### Data section
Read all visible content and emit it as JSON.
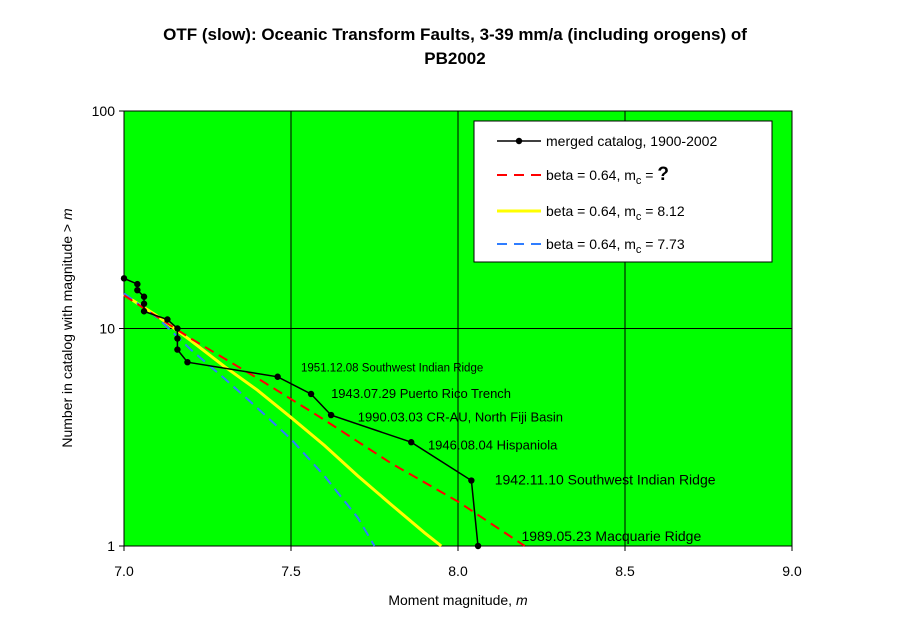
{
  "chart_data": {
    "type": "line",
    "title_line1": "OTF (slow): Oceanic Transform Faults, 3-39 mm/a (including orogens) of",
    "title_line2": "PB2002",
    "xlabel_prefix": "Moment magnitude, ",
    "xlabel_var": "m",
    "ylabel_prefix": "Number in catalog with magnitude  >  ",
    "ylabel_var": "m",
    "xlim": [
      7.0,
      9.0
    ],
    "ylim": [
      1,
      100
    ],
    "yscale": "log",
    "grid": true,
    "plot_background": "#00ff00",
    "x_ticks": [
      "7.0",
      "7.5",
      "8.0",
      "8.5",
      "9.0"
    ],
    "y_ticks": [
      "1",
      "10",
      "100"
    ],
    "legend_position": "top-right",
    "series": [
      {
        "name": "merged catalog, 1900-2002",
        "style": "line-markers",
        "color": "#000000",
        "points": [
          [
            7.0,
            17
          ],
          [
            7.04,
            16
          ],
          [
            7.04,
            15
          ],
          [
            7.06,
            14
          ],
          [
            7.06,
            13
          ],
          [
            7.06,
            12
          ],
          [
            7.13,
            11
          ],
          [
            7.16,
            10
          ],
          [
            7.16,
            9
          ],
          [
            7.16,
            8
          ],
          [
            7.19,
            7
          ],
          [
            7.46,
            6
          ],
          [
            7.56,
            5
          ],
          [
            7.62,
            4
          ],
          [
            7.86,
            3
          ],
          [
            8.04,
            2
          ],
          [
            8.06,
            1
          ]
        ]
      },
      {
        "name": "beta = 0.64, m",
        "sub": "c",
        "suffix": " = ",
        "suffix_big": "?",
        "style": "dashed",
        "color": "#ff0000",
        "points": [
          [
            7.0,
            14.2
          ],
          [
            7.2,
            9.0
          ],
          [
            7.4,
            5.9
          ],
          [
            7.6,
            3.8
          ],
          [
            7.8,
            2.4
          ],
          [
            8.0,
            1.6
          ],
          [
            8.2,
            1.0
          ]
        ]
      },
      {
        "name": "beta = 0.64, m",
        "sub": "c",
        "suffix": " = 8.12",
        "style": "solid",
        "color": "#ffff00",
        "points": [
          [
            7.0,
            14.3
          ],
          [
            7.1,
            11.4
          ],
          [
            7.2,
            8.8
          ],
          [
            7.3,
            6.7
          ],
          [
            7.4,
            5.2
          ],
          [
            7.5,
            3.9
          ],
          [
            7.6,
            2.9
          ],
          [
            7.7,
            2.1
          ],
          [
            7.8,
            1.55
          ],
          [
            7.9,
            1.15
          ],
          [
            7.95,
            1.0
          ]
        ]
      },
      {
        "name": "beta = 0.64, m",
        "sub": "c",
        "suffix": " = 7.73",
        "style": "dashed",
        "color": "#2f7dff",
        "points": [
          [
            7.0,
            14.5
          ],
          [
            7.1,
            11.2
          ],
          [
            7.2,
            8.0
          ],
          [
            7.3,
            5.9
          ],
          [
            7.4,
            4.3
          ],
          [
            7.5,
            3.1
          ],
          [
            7.6,
            2.1
          ],
          [
            7.7,
            1.35
          ],
          [
            7.75,
            1.0
          ]
        ]
      }
    ],
    "annotations": [
      {
        "text": "1951.12.08 Southwest Indian Ridge",
        "x": 7.53,
        "y": 6.6,
        "size": "small"
      },
      {
        "text": "1943.07.29 Puerto Rico Trench",
        "x": 7.62,
        "y": 5.0,
        "size": "medium"
      },
      {
        "text": "1990.03.03 CR-AU, North Fiji Basin",
        "x": 7.7,
        "y": 3.9,
        "size": "medium"
      },
      {
        "text": "1946.08.04 Hispaniola",
        "x": 7.91,
        "y": 2.9,
        "size": "medium"
      },
      {
        "text": "1942.11.10 Southwest Indian Ridge",
        "x": 8.11,
        "y": 2.0,
        "size": "large"
      },
      {
        "text": "1989.05.23 Macquarie Ridge",
        "x": 8.19,
        "y": 1.1,
        "size": "large"
      }
    ]
  }
}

### What you should do
From the listing above, pick out each line where the word "catalog" appears.

### The output
    "ylabel_prefix": "Number in catalog with magnitude  >  ",
        "name": "merged catalog, 1900-2002",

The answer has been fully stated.